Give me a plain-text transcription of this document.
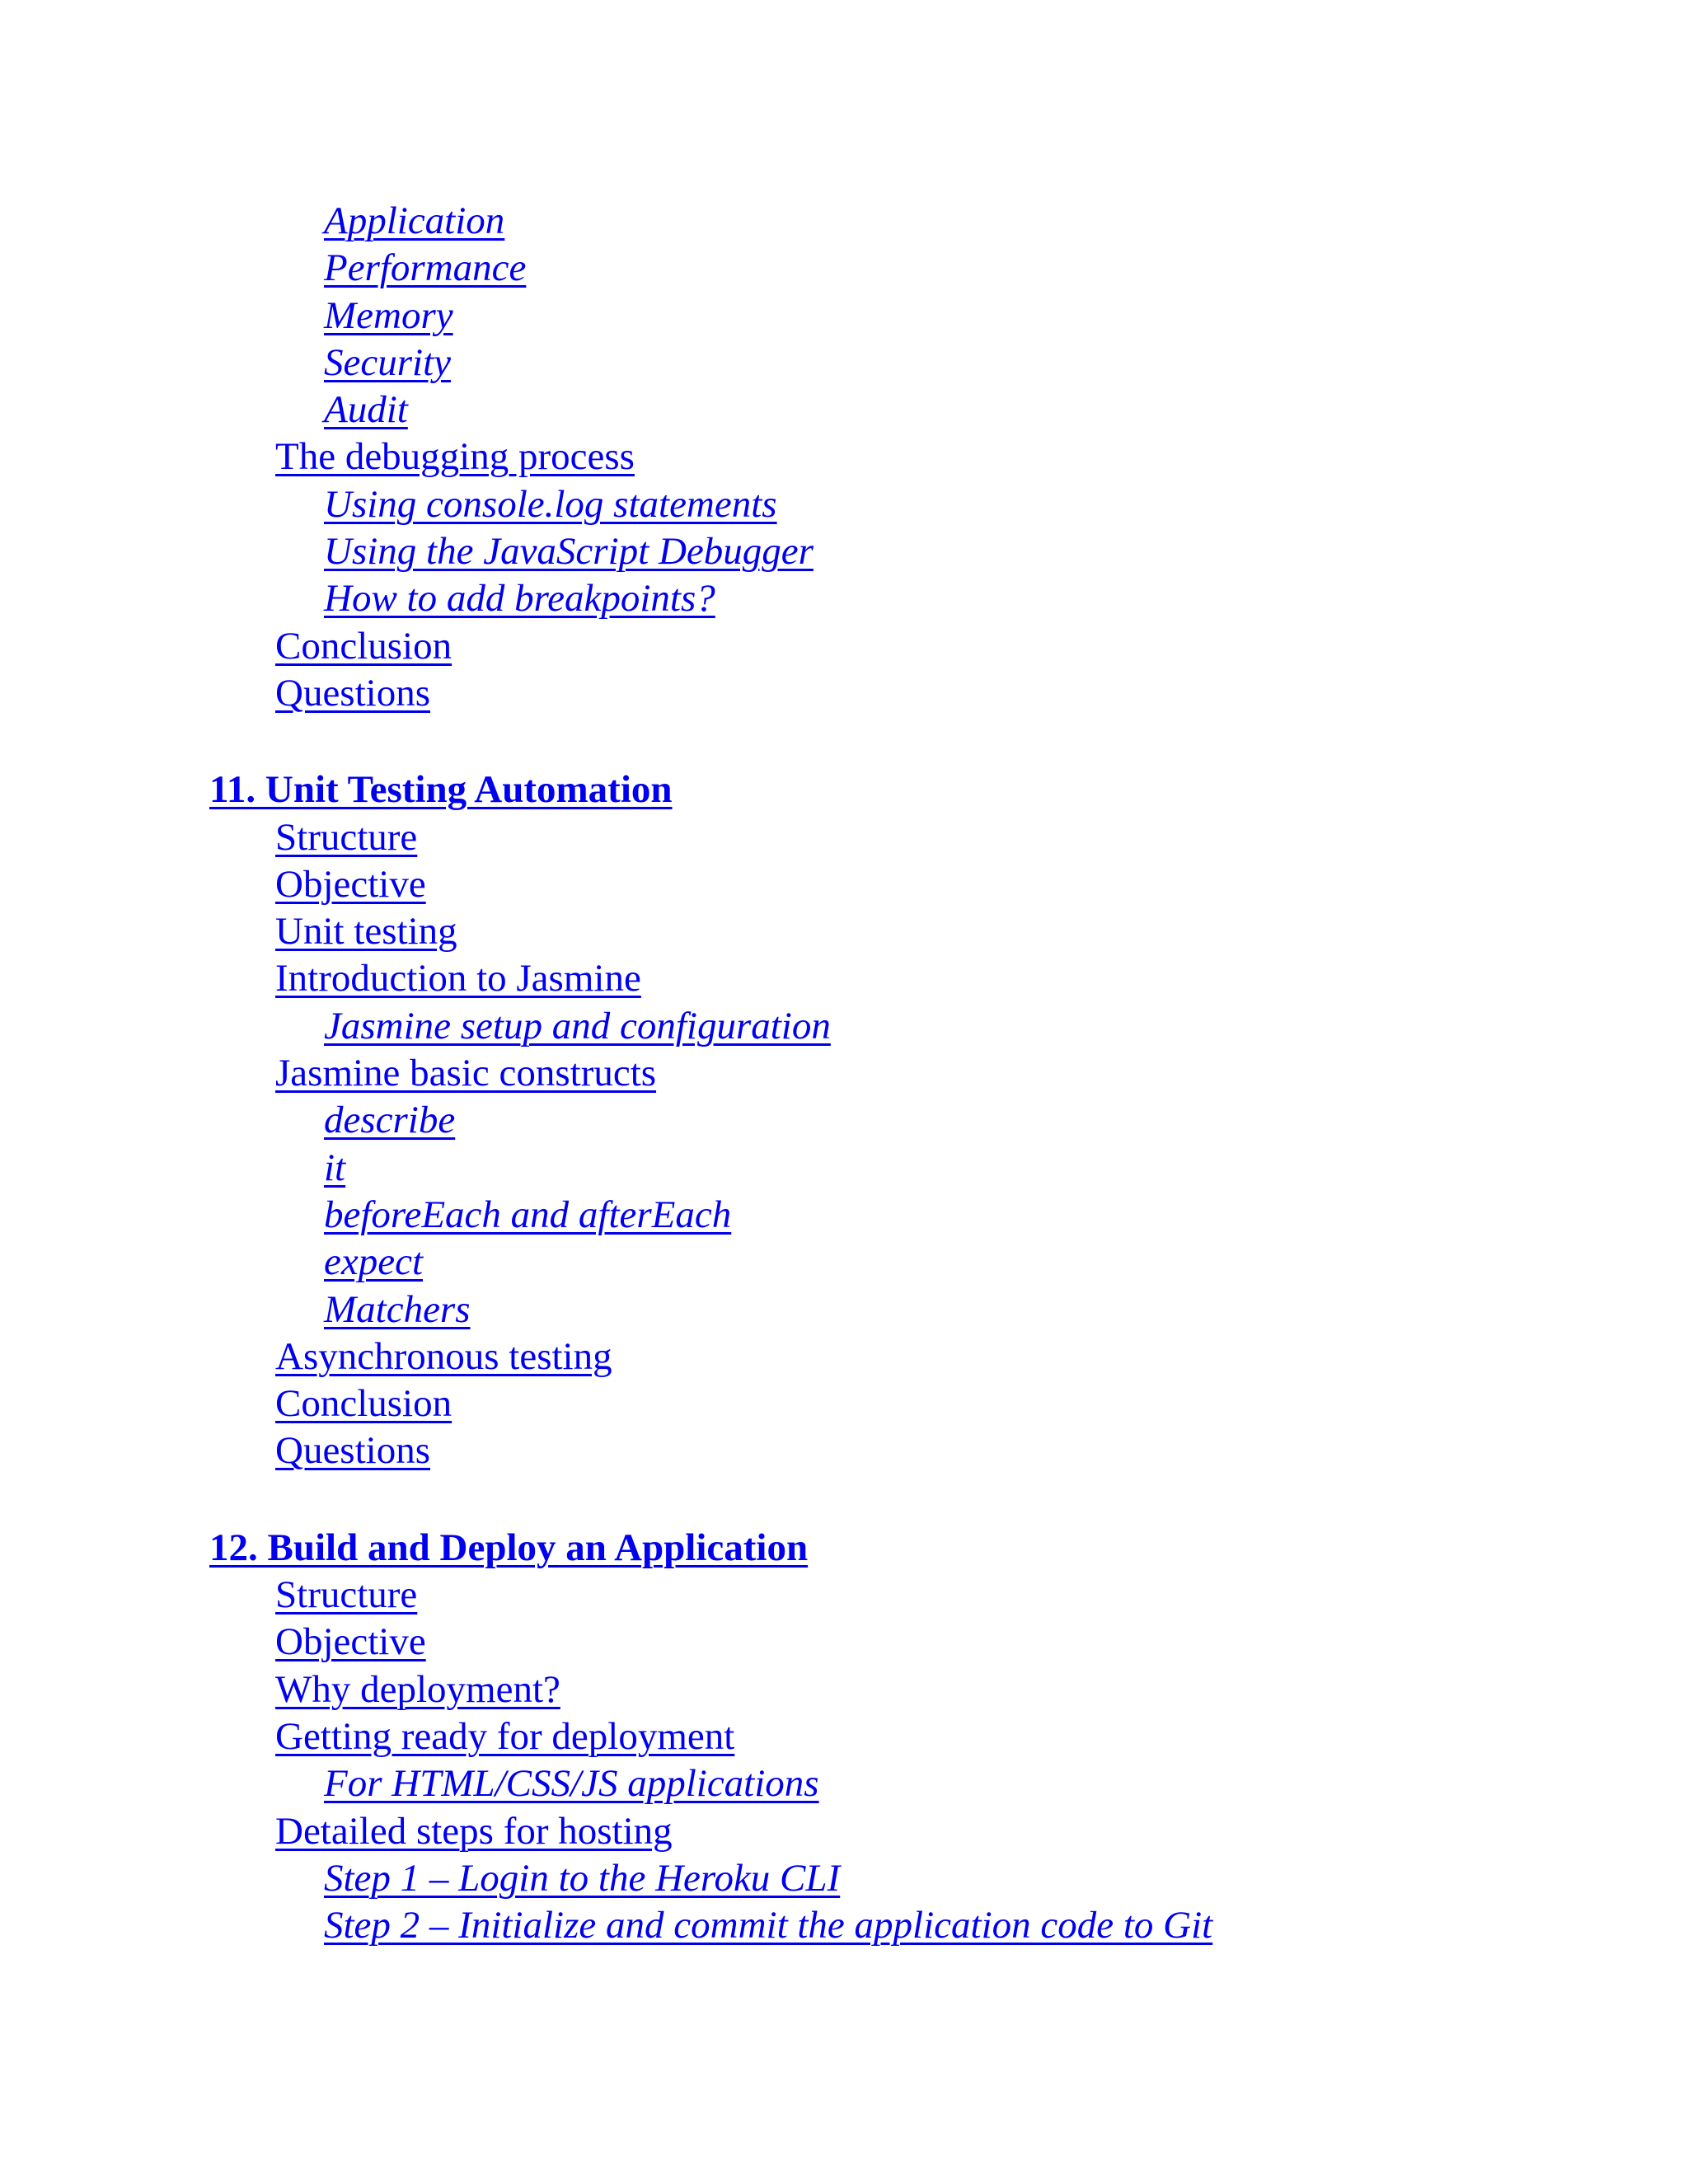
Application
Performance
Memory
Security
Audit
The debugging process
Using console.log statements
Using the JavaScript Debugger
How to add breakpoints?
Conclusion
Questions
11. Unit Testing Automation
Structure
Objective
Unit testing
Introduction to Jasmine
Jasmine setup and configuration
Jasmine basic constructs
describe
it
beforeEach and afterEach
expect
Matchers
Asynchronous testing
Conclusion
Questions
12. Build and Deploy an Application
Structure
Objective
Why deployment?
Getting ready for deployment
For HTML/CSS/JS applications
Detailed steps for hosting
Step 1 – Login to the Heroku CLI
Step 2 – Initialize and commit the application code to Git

--

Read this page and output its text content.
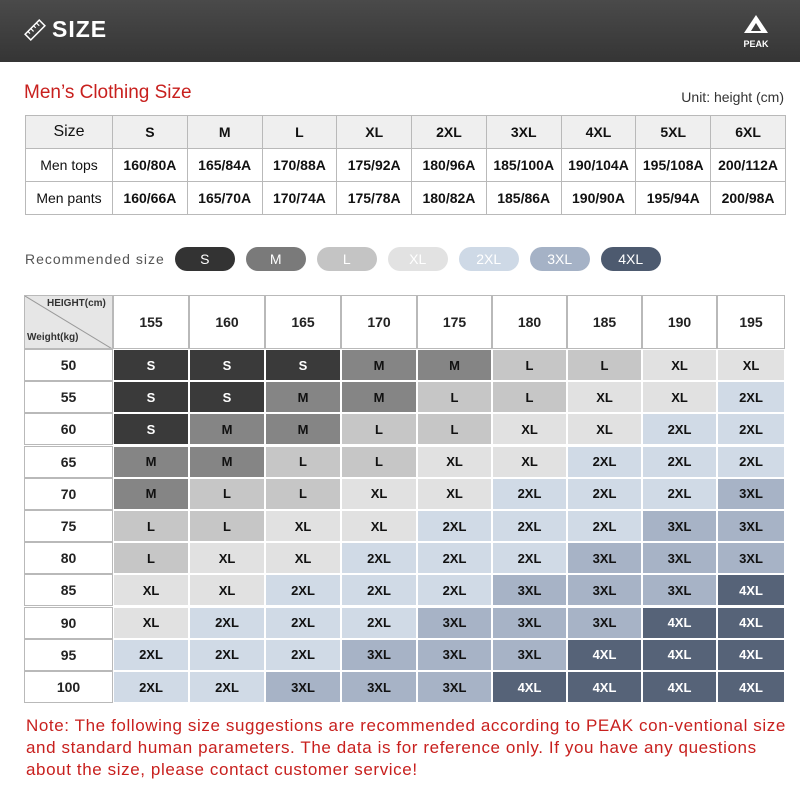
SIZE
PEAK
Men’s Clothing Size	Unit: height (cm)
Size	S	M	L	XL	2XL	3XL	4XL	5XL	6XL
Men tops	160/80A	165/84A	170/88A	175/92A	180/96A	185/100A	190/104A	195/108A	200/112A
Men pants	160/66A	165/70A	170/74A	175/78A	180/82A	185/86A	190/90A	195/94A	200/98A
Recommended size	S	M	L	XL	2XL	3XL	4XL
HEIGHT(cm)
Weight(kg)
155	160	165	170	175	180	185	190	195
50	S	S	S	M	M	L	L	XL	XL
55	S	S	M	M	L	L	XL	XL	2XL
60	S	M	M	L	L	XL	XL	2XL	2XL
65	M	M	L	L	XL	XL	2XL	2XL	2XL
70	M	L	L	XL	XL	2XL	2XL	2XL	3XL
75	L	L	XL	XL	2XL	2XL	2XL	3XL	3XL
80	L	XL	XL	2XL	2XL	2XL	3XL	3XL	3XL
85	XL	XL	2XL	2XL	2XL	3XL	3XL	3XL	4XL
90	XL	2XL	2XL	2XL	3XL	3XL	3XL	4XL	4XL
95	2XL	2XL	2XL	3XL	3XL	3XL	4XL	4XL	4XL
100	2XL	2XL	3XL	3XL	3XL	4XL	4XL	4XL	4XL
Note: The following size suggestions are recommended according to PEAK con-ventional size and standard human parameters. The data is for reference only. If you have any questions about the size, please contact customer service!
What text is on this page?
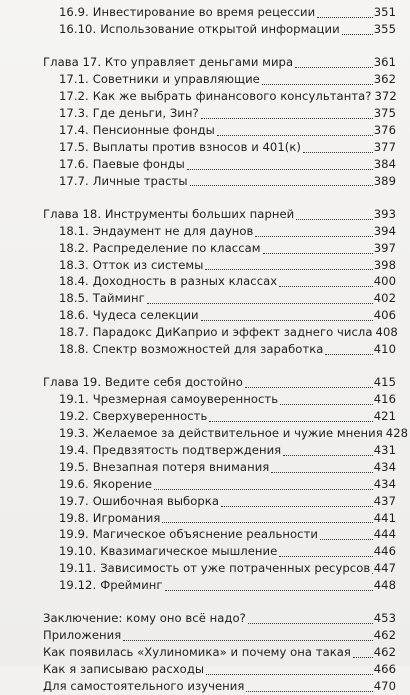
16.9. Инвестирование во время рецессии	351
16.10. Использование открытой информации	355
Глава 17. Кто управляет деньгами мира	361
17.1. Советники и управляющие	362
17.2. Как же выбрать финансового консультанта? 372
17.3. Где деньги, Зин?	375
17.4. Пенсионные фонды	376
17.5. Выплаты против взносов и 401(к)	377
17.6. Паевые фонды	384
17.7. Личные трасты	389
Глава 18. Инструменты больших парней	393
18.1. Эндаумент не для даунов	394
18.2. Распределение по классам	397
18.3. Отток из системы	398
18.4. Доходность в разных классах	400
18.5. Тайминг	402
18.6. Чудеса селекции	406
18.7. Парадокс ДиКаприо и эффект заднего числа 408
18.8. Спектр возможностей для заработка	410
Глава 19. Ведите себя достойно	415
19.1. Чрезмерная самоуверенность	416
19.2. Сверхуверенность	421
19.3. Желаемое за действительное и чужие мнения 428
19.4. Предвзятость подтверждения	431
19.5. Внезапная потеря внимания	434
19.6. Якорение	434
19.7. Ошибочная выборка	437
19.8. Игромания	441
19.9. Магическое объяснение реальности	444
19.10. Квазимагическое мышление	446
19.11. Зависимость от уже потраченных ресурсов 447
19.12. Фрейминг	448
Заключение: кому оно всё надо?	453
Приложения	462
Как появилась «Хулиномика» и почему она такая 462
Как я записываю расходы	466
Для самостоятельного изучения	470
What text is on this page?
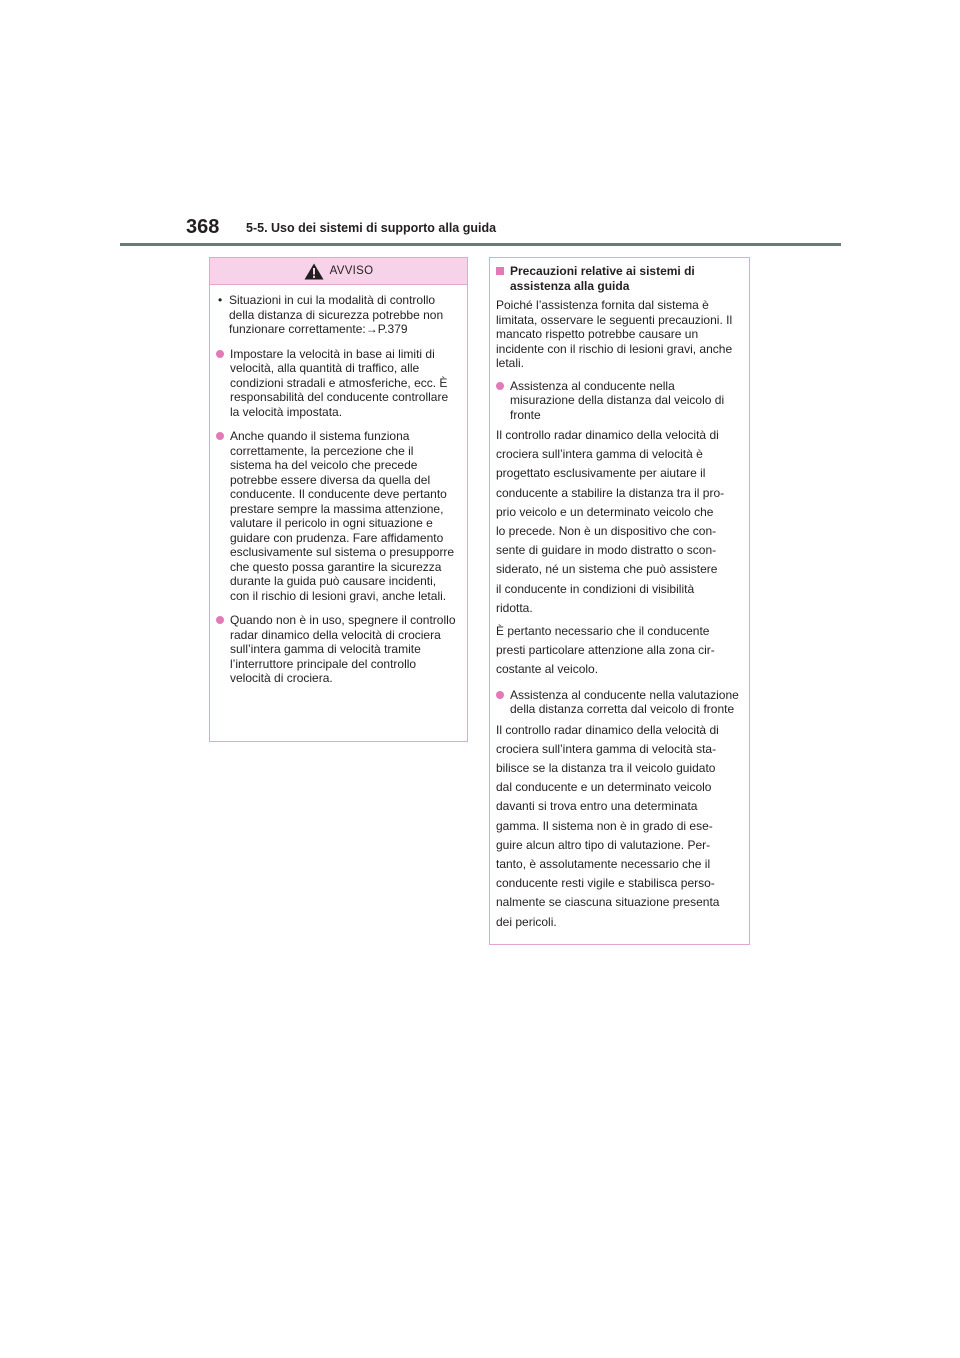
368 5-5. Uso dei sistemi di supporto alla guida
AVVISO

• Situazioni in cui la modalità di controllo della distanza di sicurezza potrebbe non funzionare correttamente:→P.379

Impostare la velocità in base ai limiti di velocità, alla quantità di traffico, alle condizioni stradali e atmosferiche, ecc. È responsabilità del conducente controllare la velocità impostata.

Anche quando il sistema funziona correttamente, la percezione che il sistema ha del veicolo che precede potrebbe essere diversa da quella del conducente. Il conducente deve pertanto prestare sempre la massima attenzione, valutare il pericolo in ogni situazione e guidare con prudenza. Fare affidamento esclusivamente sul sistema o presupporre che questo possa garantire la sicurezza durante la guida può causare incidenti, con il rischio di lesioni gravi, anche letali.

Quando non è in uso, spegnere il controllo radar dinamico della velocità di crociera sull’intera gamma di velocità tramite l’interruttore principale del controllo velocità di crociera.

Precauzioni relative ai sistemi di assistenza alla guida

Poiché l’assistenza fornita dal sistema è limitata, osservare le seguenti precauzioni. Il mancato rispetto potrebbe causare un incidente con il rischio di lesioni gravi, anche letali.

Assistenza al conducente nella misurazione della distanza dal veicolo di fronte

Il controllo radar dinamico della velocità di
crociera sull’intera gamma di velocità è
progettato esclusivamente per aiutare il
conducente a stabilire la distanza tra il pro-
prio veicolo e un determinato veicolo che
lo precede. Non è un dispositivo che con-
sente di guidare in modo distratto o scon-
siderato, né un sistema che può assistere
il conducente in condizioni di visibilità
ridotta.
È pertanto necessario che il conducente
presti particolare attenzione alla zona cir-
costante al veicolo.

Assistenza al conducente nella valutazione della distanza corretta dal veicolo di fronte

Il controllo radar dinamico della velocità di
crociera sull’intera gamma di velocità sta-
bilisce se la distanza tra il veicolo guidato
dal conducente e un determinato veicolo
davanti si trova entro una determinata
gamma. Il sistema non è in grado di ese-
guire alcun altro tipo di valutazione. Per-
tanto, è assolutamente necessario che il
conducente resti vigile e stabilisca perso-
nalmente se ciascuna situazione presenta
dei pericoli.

--

[WORK TO COMPLETE]: Lines of the material that contain the word "Jasmine" are to be gathered.

[RESPONSE]:
Introduction to Jasmine
Jasmine setup and configuration
Jasmine basic constructs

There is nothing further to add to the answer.